Texto proporcionado:
Juan Manuel de Prada y Susanna Griso, en el Instituto Cervantes
Juan Manuel de Prada y Susanna Griso, en el Instituto Cervantes - Belén Díaz

Juan Manuel de Prada: «Prefiero que me llamen facha y podemita a que me llamen marianista»

El escritor presentó este miércoles en Madrid su nueva novela, «Lucía en la noche»

MadridActualizado:

Como buen defensor del «pensamiento tradicional español», Juan Manuel de Prada (Baracaldo, Vizcaya, 1970) es un «gran detractor de la lengua inglesa». No diremos, entonces, que con «Lucía en la noche» (Espasa), su nueva novela, que ayer presentó en Madrid, regresa al «thriller», ese «anglicismo horrendo» con el que no trataba, literariamente hablando, desde 1997, cuando ganó, con «La tempestad», el premio Planeta. Él prefiere decir, y no le falta razón, que se trata de «una novela de intriga a la antigua usanza», de esas que «transmiten un estremecimiento de tipo espiritual».

Por algo la historia, cuyo protagonista vuelve a ser el escritor Alejandro Ballesteros, ese personaje que tantos parecidos guarda con el propio De Prada (en la novela recupera su apetito de escritor tras conocer a una misteriosa mujer, como le sucedió a él al cruzarse en su vida su actual esposa), es un homenaje al «Vértigo», de su amado Hitchcock. Y vértigo, precisamente, debió sentir el autor al verse tan arropado en la sede del Instituto Cervantes.

Tareas requeridas:
A) Según la noticia sobre Juan Manuel de Prada, ¿con qué novela ganó el premio Planeta en 1997?
B) Resume en menos palabras el párrafo de la noticia sobre Juan Manuel de Prada que comienza con «Por algo la historia», conservando sus datos principales.
C) Continúa la noticia sobre Juan Manuel de Prada a partir de su última oración.

Datos:
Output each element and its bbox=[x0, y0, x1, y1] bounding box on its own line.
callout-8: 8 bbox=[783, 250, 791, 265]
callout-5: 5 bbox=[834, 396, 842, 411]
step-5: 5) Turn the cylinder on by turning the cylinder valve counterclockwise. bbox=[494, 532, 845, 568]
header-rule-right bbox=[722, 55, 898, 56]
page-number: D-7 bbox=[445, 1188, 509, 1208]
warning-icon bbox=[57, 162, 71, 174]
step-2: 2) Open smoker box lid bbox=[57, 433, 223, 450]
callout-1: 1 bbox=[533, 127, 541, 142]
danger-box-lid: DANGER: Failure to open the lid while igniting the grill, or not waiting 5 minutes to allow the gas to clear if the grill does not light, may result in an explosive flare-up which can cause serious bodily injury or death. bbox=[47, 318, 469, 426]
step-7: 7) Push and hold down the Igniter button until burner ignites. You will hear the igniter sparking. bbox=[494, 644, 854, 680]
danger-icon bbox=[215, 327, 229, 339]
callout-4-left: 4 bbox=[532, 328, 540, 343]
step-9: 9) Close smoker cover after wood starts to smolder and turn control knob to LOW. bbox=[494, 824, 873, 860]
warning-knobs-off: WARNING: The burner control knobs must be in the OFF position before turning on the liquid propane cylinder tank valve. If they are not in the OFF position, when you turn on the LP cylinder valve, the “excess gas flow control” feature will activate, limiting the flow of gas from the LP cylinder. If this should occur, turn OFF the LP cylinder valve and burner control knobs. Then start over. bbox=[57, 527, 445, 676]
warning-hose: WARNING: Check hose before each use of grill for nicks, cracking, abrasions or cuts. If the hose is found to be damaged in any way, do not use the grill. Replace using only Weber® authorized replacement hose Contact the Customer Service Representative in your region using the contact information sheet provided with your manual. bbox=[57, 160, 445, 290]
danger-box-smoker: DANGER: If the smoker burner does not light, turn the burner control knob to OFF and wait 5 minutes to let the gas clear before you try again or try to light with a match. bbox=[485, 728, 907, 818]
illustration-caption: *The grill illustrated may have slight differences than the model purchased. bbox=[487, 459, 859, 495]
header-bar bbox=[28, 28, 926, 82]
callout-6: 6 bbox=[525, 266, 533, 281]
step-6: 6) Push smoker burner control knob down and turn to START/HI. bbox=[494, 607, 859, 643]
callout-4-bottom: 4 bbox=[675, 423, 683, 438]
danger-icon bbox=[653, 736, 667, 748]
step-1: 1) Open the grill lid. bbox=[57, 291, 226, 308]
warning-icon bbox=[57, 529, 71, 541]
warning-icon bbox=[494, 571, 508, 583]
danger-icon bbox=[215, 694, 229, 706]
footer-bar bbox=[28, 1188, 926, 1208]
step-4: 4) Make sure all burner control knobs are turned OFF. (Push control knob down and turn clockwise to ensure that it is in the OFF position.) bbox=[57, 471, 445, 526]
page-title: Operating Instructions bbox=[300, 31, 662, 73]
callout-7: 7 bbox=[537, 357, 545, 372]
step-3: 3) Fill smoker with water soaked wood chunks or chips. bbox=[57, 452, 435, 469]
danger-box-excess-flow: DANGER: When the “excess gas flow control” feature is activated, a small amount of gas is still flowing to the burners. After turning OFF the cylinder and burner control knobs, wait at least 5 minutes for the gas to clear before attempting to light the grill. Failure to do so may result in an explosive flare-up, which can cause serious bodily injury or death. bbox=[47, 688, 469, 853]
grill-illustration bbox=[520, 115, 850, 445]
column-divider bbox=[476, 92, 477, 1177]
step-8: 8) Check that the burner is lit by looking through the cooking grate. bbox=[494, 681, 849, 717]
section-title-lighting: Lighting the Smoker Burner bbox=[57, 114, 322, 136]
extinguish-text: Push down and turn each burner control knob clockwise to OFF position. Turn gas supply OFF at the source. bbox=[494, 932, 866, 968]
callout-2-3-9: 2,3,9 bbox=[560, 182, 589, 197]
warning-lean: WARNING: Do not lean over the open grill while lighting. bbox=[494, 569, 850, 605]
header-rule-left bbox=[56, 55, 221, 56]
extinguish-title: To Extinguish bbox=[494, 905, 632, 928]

Resultados en orden:
A) Con «La tempestad».

B) La novela, protagonizada de nuevo por el escritor Alejandro Ballesteros, personaje muy parecido a De Prada, es un homenaje al «Vértigo» de Hitchcock. En ella, Ballesteros recupera su apetito de escritor tras conocer a una misteriosa mujer, como le ocurrió al autor con su actual esposa. De Prada debió sentir vértigo al verse tan arropado en la sede del Instituto Cervantes.

C)
Esa rareza que De Prada parece desprender, y que no es sino síntoma de una originalidad a prueba de insultos («Prefiero que me llamen facha y podemita a que me llamen marianista», bromeó, sobre la calificación recibida, en un comentario en la web, tras escribir un artículo en el que criticaba a José María Aznar), convocó a personajes tan dispares como Íñigo Errejón, Cándido Méndez o Álex de la Iglesia. Ya lo advirtió él: «Yo tengo un problema: soy antimoderno. Hoy padecemos contaminación ideológica y la gente se adhiere de forma burda. El pensamiento tradicional español resulta ininteligible».

Su tropa de fieles, sus amigos, sus lectores, saben que el escritor es fiel a sí mismo siempre. Sobre todo cuando escribe, pero también cuando habla. Por eso, y pese a que la periodista Susanna Griso, presentadora del acto, se prometió a sí misma no preguntarle por Cataluña («La razón de lo que está pasando es la Constitución, que es la que metió el veneno»), el feminismo (aludió al « populismo de la RAE») o Venezuela («Es increíble que en la presente coyuntura España, más allá de que Maduro sea un tirano, haga abstracción del papel de Estados Unidos»), De Prada, a veces, no pudo contenerse.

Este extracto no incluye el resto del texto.